## Work item:
Each entry must be restated word for word, with nothing omitted.

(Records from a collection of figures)
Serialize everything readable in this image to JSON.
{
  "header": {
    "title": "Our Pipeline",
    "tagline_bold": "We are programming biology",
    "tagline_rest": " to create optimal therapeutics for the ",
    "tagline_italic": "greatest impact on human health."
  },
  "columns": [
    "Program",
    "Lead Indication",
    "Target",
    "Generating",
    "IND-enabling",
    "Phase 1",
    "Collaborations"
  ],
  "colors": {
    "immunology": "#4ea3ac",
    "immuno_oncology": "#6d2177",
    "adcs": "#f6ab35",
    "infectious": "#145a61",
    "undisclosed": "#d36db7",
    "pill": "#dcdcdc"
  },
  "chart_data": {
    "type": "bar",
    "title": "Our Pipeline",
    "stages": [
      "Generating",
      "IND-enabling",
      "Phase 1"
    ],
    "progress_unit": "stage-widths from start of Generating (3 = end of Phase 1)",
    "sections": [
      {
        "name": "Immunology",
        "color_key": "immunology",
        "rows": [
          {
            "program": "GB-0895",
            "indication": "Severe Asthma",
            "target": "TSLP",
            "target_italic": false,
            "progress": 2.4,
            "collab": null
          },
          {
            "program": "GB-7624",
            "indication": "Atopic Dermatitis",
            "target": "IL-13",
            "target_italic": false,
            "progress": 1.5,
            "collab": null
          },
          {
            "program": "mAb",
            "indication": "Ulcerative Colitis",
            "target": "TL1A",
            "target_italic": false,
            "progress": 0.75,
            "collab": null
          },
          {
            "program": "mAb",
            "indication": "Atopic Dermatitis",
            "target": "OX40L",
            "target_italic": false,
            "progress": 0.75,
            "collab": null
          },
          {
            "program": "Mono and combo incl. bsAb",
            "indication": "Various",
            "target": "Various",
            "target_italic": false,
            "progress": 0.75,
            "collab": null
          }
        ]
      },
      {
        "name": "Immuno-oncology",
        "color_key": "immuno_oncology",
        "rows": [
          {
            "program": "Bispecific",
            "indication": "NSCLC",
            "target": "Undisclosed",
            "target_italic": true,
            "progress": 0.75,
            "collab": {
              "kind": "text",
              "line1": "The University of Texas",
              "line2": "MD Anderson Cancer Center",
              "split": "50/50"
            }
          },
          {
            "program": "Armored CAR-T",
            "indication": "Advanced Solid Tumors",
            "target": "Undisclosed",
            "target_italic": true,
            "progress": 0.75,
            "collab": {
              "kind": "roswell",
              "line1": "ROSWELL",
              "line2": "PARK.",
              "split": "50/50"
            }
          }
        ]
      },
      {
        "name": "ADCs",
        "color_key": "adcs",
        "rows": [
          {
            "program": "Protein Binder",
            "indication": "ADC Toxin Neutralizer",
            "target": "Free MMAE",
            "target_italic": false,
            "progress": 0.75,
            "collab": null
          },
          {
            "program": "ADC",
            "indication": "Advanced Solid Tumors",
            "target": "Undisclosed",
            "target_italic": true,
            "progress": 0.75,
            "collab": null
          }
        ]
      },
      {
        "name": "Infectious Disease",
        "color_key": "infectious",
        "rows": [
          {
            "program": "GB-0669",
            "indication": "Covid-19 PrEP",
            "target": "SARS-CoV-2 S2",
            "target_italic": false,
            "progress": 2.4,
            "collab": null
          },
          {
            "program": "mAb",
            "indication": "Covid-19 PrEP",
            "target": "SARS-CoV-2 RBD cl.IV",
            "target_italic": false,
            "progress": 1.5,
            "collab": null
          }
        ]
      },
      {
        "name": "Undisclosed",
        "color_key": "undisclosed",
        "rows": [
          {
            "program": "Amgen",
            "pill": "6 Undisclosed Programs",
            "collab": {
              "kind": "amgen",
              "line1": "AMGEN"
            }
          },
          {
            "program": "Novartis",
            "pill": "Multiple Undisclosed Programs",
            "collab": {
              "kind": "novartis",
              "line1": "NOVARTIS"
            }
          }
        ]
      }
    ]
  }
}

## Exercise result:
Serialize everything readable in this image to JSON.
{
  "header": {
    "title": "Our Pipeline",
    "tagline_bold": "We are programming biology",
    "tagline_rest": " to create optimal therapeutics for the ",
    "tagline_italic": "greatest impact on human health."
  },
  "columns": [
    "Program",
    "Lead Indication",
    "Target",
    "Generating",
    "IND-enabling",
    "Phase 1",
    "Collaborations"
  ],
  "colors": {
    "immunology": "#4ea3ac",
    "immuno_oncology": "#6d2177",
    "adcs": "#f6ab35",
    "infectious": "#145a61",
    "undisclosed": "#d36db7",
    "pill": "#dcdcdc"
  },
  "chart_data": {
    "type": "bar",
    "title": "Our Pipeline",
    "stages": [
      "Generating",
      "IND-enabling",
      "Phase 1"
    ],
    "progress_unit": "stage-widths from start of Generating (3 = end of Phase 1)",
    "sections": [
      {
        "name": "Immunology",
        "color_key": "immunology",
        "rows": [
          {
            "program": "GB-0895",
            "indication": "Severe Asthma",
            "target": "TSLP",
            "target_italic": false,
            "progress": 2.4,
            "collab": null
          },
          {
            "program": "GB-7624",
            "indication": "Atopic Dermatitis",
            "target": "IL-13",
            "target_italic": false,
            "progress": 1.5,
            "collab": null
          },
          {
            "program": "mAb",
            "indication": "Ulcerative Colitis",
            "target": "TL1A",
            "target_italic": false,
            "progress": 0.75,
            "collab": null
          },
          {
            "program": "mAb",
            "indication": "Atopic Dermatitis",
            "target": "OX40L",
            "target_italic": false,
            "progress": 0.75,
            "collab": null
          },
          {
            "program": "Mono and combo incl. bsAb",
            "indication": "Various",
            "target": "Various",
            "target_italic": false,
            "progress": 0.75,
            "collab": null
          }
        ]
      },
      {
        "name": "Immuno-oncology",
        "color_key": "immuno_oncology",
        "rows": [
          {
            "program": "Bispecific",
            "indication": "NSCLC",
            "target": "Undisclosed",
            "target_italic": true,
            "progress": 0.75,
            "collab": {
              "kind": "text",
              "line1": "The University of Texas",
              "line2": "MD Anderson Cancer Center",
              "split": "50/50"
            }
          },
          {
            "program": "Armored CAR-T",
            "indication": "Advanced Solid Tumors",
            "target": "Undisclosed",
            "target_italic": true,
            "progress": 0.75,
            "collab": {
              "kind": "roswell",
              "line1": "ROSWELL",
              "line2": "PARK.",
              "split": "50/50"
            }
          }
        ]
      },
      {
        "name": "ADCs",
        "color_key": "adcs",
        "rows": [
          {
            "program": "Protein Binder",
            "indication": "ADC Toxin Neutralizer",
            "target": "Free MMAE",
            "target_italic": false,
            "progress": 0.75,
            "collab": null
          },
          {
            "program": "ADC",
            "indication": "Advanced Solid Tumors",
            "target": "Undisclosed",
            "target_italic": true,
            "progress": 0.75,
            "collab": null
          }
        ]
      },
      {
        "name": "Infectious Disease",
        "color_key": "infectious",
        "rows": [
          {
            "program": "GB-0669",
            "indication": "Covid-19 PrEP",
            "target": "SARS-CoV-2 S2",
            "target_italic": false,
            "progress": 2.4,
            "collab": null
          },
          {
            "program": "mAb",
            "indication": "Covid-19 PrEP",
            "target": "SARS-CoV-2 RBD cl.IV",
            "target_italic": false,
            "progress": 1.5,
            "collab": null
          }
        ]
      },
      {
        "name": "Undisclosed",
        "color_key": "undisclosed",
        "rows": [
          {
            "program": "Amgen",
            "pill": "6 Undisclosed Programs",
            "collab": {
              "kind": "amgen",
              "line1": "AMGEN"
            }
          },
          {
            "program": "Novartis",
            "pill": "Multiple Undisclosed Programs",
            "collab": {
              "kind": "novartis",
              "line1": "NOVARTIS"
            }
          }
        ]
      }
    ]
  }
}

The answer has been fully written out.